━━━ DATASET EXTRACT ━━━
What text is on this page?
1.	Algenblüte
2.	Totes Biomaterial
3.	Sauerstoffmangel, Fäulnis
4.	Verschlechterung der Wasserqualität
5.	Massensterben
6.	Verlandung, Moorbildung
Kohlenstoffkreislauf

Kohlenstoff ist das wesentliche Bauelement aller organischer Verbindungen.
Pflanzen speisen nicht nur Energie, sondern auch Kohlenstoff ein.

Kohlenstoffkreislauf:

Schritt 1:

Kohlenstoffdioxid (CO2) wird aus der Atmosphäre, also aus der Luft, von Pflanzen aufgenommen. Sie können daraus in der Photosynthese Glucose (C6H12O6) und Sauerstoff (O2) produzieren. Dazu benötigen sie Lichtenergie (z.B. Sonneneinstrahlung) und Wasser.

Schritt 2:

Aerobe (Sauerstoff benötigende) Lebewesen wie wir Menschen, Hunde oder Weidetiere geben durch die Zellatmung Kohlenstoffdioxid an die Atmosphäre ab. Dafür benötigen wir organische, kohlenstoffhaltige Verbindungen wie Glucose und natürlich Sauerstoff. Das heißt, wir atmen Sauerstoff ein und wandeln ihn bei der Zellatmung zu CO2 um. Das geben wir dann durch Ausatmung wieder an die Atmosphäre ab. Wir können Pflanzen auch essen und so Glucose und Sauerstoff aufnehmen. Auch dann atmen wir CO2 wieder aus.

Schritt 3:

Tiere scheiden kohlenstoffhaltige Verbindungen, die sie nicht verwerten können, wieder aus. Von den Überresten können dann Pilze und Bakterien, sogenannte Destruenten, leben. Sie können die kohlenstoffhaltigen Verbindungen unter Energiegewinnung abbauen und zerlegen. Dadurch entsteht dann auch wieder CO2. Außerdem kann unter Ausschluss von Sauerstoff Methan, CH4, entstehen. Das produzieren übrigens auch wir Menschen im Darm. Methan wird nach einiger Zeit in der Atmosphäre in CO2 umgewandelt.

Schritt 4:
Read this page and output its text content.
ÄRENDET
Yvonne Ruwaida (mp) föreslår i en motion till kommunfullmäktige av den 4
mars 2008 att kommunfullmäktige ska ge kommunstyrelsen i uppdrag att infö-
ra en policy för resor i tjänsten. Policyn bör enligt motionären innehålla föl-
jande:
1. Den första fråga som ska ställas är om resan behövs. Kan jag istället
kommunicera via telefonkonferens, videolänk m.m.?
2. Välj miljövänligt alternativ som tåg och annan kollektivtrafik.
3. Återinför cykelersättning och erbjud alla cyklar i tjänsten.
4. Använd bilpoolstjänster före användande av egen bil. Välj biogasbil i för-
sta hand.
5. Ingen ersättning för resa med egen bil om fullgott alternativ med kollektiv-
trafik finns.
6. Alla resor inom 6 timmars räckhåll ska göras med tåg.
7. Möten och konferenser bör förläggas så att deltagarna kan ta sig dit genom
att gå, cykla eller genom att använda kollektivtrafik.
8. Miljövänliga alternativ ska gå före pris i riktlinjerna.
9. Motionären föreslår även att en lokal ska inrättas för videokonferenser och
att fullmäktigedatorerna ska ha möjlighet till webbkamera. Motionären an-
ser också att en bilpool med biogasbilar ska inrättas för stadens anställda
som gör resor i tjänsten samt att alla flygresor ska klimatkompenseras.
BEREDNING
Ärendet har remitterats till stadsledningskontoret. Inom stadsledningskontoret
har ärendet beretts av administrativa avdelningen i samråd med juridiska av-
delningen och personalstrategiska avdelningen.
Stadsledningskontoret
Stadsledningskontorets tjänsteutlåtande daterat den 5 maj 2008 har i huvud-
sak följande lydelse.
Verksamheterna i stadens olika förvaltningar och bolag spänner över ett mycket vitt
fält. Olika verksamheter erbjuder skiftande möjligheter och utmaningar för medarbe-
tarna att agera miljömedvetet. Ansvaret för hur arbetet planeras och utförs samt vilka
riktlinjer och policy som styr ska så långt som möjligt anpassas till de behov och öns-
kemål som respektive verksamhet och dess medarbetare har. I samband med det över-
━━━
*TASK DETAILS*:
Work out how many lines in the records above include the string "inrättas", and provide that figure with no other text.

*RESULT OF THIS EXERCISE*:
2